Material provided:

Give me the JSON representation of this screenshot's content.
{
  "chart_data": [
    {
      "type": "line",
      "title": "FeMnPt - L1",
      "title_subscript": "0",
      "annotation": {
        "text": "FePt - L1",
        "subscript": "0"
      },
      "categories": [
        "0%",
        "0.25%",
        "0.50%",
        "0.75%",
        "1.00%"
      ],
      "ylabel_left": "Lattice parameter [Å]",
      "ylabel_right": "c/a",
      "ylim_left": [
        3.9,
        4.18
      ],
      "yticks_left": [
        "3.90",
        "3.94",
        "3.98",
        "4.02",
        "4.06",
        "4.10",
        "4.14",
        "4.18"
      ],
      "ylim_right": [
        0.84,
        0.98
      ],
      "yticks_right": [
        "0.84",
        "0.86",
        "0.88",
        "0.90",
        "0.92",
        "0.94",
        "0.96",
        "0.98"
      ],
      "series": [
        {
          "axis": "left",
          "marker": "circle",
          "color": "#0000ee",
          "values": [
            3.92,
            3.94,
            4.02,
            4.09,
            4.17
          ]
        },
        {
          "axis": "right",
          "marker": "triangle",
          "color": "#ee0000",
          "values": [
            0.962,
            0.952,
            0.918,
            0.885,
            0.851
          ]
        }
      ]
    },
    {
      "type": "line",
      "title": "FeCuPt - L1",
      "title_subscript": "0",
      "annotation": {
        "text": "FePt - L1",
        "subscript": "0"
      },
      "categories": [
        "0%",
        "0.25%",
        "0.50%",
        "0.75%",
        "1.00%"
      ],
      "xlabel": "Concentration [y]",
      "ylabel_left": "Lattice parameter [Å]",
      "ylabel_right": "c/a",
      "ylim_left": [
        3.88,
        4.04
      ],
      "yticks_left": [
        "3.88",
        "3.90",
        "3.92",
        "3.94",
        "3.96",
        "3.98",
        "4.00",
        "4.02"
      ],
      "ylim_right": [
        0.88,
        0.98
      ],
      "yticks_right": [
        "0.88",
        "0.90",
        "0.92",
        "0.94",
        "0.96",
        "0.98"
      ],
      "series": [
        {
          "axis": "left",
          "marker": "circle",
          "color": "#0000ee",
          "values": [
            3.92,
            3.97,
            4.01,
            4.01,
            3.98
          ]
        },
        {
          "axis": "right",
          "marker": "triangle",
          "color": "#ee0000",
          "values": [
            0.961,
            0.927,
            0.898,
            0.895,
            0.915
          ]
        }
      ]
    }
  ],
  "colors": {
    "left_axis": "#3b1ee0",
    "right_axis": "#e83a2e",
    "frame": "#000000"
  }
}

Exercise brief: Write out all records exactly, keeping every detail.

Result for this exercise:
Give me the JSON representation of this screenshot's content.
{
  "chart_data": [
    {
      "type": "line",
      "title": "FeMnPt - L1",
      "title_subscript": "0",
      "annotation": {
        "text": "FePt - L1",
        "subscript": "0"
      },
      "categories": [
        "0%",
        "0.25%",
        "0.50%",
        "0.75%",
        "1.00%"
      ],
      "ylabel_left": "Lattice parameter [Å]",
      "ylabel_right": "c/a",
      "ylim_left": [
        3.9,
        4.18
      ],
      "yticks_left": [
        "3.90",
        "3.94",
        "3.98",
        "4.02",
        "4.06",
        "4.10",
        "4.14",
        "4.18"
      ],
      "ylim_right": [
        0.84,
        0.98
      ],
      "yticks_right": [
        "0.84",
        "0.86",
        "0.88",
        "0.90",
        "0.92",
        "0.94",
        "0.96",
        "0.98"
      ],
      "series": [
        {
          "axis": "left",
          "marker": "circle",
          "color": "#0000ee",
          "values": [
            3.92,
            3.94,
            4.02,
            4.09,
            4.17
          ]
        },
        {
          "axis": "right",
          "marker": "triangle",
          "color": "#ee0000",
          "values": [
            0.962,
            0.952,
            0.918,
            0.885,
            0.851
          ]
        }
      ]
    },
    {
      "type": "line",
      "title": "FeCuPt - L1",
      "title_subscript": "0",
      "annotation": {
        "text": "FePt - L1",
        "subscript": "0"
      },
      "categories": [
        "0%",
        "0.25%",
        "0.50%",
        "0.75%",
        "1.00%"
      ],
      "xlabel": "Concentration [y]",
      "ylabel_left": "Lattice parameter [Å]",
      "ylabel_right": "c/a",
      "ylim_left": [
        3.88,
        4.04
      ],
      "yticks_left": [
        "3.88",
        "3.90",
        "3.92",
        "3.94",
        "3.96",
        "3.98",
        "4.00",
        "4.02"
      ],
      "ylim_right": [
        0.88,
        0.98
      ],
      "yticks_right": [
        "0.88",
        "0.90",
        "0.92",
        "0.94",
        "0.96",
        "0.98"
      ],
      "series": [
        {
          "axis": "left",
          "marker": "circle",
          "color": "#0000ee",
          "values": [
            3.92,
            3.97,
            4.01,
            4.01,
            3.98
          ]
        },
        {
          "axis": "right",
          "marker": "triangle",
          "color": "#ee0000",
          "values": [
            0.961,
            0.927,
            0.898,
            0.895,
            0.915
          ]
        }
      ]
    }
  ],
  "colors": {
    "left_axis": "#3b1ee0",
    "right_axis": "#e83a2e",
    "frame": "#000000"
  }
}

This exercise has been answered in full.